Look below for the line with "Give me the", then repeat it and all lines after it, exactly, minus any pictures.

+---+

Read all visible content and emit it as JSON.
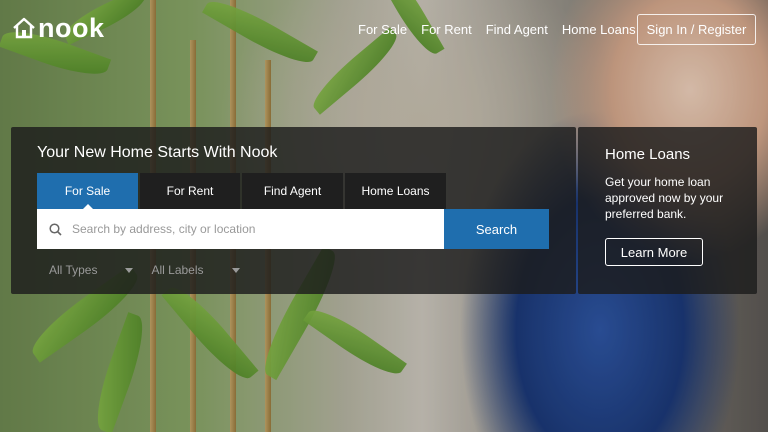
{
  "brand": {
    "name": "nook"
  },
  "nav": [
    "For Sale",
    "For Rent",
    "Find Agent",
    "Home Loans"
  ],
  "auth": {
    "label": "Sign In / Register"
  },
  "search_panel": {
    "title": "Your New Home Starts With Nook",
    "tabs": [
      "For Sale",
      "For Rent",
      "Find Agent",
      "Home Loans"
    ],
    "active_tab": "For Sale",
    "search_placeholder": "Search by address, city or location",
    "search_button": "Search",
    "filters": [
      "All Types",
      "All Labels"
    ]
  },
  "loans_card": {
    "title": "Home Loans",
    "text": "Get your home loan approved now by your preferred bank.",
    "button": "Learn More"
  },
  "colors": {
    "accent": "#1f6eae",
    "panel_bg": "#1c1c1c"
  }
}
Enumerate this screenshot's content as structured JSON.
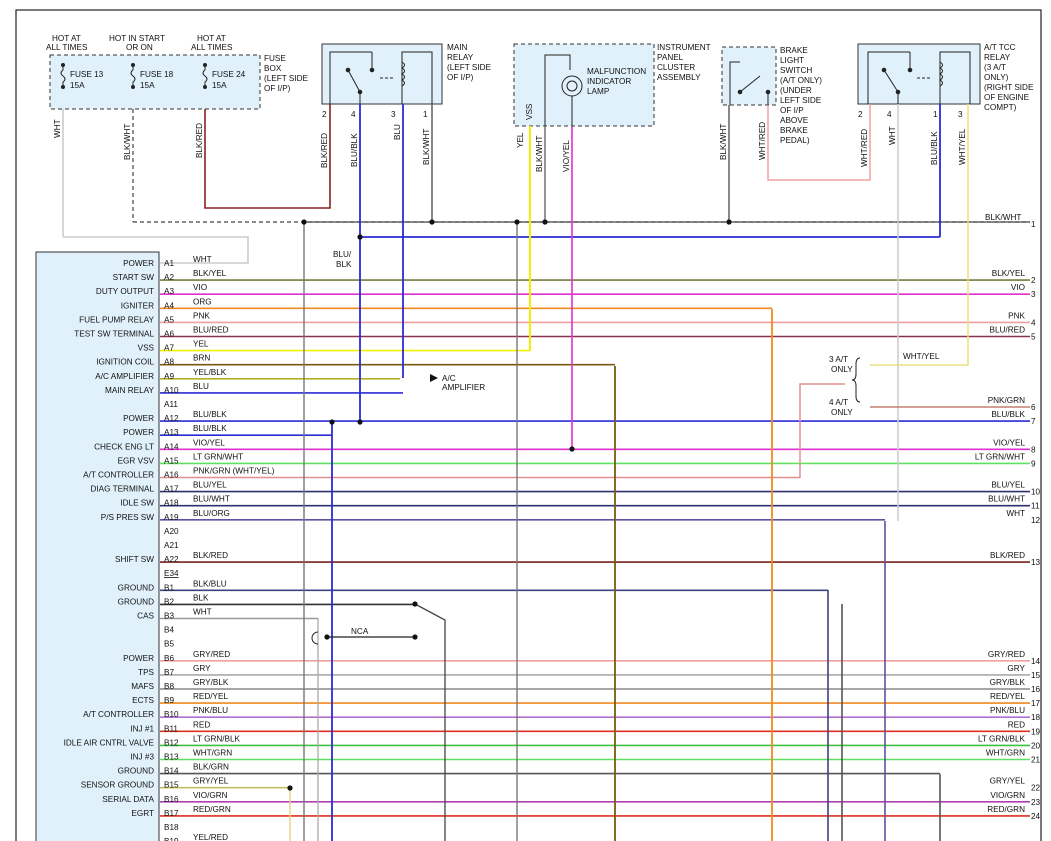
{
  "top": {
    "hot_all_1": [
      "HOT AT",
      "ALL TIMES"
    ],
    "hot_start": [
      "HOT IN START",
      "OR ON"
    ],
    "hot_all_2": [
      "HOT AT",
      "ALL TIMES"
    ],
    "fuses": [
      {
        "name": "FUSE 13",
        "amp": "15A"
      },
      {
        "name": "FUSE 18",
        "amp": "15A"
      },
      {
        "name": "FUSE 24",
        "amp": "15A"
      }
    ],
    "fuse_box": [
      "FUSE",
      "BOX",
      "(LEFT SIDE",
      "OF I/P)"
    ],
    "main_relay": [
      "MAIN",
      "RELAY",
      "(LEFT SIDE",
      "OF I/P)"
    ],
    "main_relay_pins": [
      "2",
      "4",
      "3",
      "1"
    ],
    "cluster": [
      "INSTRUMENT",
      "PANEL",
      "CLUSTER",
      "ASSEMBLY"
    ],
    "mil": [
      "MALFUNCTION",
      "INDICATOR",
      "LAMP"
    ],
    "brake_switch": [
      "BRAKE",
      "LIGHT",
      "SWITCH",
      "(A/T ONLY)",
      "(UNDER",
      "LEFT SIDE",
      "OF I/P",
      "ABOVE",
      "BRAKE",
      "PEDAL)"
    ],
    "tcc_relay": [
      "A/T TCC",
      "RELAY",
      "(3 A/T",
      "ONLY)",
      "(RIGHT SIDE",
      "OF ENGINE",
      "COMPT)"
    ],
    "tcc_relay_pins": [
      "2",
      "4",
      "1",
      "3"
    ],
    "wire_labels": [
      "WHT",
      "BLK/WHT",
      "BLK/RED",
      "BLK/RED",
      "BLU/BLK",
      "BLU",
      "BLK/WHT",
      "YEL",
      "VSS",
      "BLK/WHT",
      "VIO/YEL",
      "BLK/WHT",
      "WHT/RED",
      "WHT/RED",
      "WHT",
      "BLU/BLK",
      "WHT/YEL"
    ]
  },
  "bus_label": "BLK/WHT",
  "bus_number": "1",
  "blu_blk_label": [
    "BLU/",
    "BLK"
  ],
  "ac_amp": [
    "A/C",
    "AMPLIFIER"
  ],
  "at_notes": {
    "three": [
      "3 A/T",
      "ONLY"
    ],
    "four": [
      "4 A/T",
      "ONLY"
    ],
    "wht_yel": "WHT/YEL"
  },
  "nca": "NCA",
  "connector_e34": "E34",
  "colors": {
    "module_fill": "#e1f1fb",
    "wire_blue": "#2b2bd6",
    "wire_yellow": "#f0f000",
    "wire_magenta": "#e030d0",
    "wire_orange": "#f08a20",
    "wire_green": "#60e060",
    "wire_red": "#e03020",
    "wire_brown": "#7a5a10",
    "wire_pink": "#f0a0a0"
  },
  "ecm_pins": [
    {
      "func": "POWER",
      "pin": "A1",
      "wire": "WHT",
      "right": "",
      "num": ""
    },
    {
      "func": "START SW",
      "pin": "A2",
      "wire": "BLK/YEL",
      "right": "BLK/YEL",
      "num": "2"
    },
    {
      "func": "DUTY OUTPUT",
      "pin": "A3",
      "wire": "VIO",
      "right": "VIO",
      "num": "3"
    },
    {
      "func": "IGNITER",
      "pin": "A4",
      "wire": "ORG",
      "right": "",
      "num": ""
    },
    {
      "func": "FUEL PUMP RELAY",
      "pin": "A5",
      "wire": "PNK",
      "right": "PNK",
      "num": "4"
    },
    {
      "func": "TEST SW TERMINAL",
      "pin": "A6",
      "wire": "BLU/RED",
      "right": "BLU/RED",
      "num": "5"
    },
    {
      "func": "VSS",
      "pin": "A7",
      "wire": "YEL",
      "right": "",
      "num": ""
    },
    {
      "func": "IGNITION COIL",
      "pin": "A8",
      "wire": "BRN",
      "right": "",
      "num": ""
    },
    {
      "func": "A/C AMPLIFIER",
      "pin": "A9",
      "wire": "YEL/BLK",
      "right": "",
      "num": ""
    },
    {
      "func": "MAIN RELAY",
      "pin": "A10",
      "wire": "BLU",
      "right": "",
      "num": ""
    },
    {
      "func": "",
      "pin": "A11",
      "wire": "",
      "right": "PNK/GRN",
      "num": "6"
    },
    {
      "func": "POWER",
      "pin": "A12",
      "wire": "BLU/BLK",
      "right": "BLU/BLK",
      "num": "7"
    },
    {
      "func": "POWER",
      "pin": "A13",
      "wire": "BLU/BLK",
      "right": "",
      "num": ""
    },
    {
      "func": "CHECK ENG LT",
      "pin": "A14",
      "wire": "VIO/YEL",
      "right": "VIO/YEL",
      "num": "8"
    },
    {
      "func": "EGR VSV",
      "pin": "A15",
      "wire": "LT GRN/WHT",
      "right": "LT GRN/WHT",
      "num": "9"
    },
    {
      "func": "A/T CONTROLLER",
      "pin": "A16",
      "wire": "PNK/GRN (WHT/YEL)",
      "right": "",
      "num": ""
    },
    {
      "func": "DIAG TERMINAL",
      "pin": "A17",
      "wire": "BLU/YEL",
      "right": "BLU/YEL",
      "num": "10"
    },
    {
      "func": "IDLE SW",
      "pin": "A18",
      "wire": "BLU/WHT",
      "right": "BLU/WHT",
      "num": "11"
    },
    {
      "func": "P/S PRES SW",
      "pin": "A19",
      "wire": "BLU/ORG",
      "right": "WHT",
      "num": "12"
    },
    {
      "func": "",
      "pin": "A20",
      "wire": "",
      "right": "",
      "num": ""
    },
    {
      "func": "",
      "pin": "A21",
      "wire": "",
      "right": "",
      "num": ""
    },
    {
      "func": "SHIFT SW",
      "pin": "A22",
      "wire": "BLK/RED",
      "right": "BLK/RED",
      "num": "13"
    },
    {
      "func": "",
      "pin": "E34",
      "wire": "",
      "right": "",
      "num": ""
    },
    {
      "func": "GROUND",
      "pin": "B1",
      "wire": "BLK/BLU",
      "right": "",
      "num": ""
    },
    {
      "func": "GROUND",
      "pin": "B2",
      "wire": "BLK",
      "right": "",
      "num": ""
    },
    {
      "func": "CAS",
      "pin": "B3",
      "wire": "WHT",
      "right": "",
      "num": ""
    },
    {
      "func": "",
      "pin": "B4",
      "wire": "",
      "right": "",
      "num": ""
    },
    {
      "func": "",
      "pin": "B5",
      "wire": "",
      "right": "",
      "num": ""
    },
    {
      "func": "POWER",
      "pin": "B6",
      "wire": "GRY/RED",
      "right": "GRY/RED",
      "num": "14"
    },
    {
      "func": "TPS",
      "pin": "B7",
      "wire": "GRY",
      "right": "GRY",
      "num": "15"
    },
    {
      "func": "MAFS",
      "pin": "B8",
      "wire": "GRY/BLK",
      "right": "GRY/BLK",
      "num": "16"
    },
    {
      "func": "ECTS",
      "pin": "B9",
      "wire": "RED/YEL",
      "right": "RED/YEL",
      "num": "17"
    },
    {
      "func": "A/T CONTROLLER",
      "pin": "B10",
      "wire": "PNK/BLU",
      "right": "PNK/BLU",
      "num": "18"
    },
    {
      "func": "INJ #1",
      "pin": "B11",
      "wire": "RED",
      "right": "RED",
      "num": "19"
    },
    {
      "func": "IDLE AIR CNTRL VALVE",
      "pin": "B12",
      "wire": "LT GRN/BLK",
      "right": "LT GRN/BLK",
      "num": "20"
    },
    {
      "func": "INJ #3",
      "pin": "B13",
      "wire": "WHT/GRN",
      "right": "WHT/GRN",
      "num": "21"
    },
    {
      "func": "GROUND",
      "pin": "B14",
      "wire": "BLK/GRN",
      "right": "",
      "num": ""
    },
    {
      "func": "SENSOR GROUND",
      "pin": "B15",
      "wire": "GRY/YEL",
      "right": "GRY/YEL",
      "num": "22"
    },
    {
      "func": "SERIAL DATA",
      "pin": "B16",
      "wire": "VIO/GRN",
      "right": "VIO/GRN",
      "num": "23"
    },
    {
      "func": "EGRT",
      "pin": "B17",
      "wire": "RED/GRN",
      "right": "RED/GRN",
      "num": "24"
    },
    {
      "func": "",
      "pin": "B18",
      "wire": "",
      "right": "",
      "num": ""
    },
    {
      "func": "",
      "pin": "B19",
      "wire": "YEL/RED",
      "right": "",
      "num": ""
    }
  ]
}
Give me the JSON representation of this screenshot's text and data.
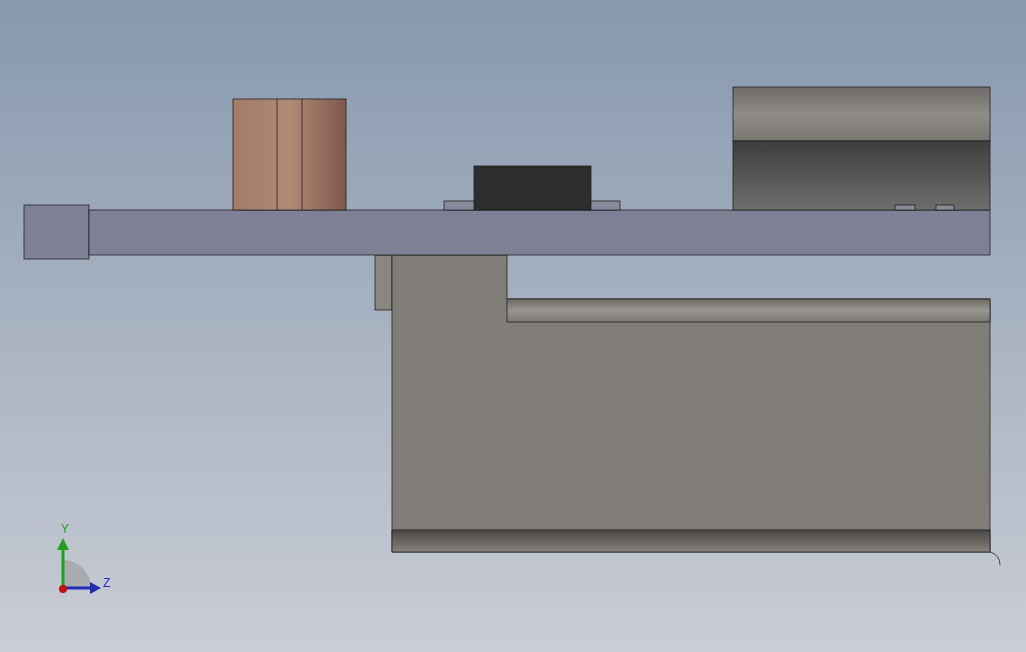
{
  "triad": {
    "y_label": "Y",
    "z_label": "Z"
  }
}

+---+

# Final result
Give me the JSON representation of this screenshot's text and data.
{
  "triad": {
    "y_label": "Y",
    "z_label": "Z"
  }
}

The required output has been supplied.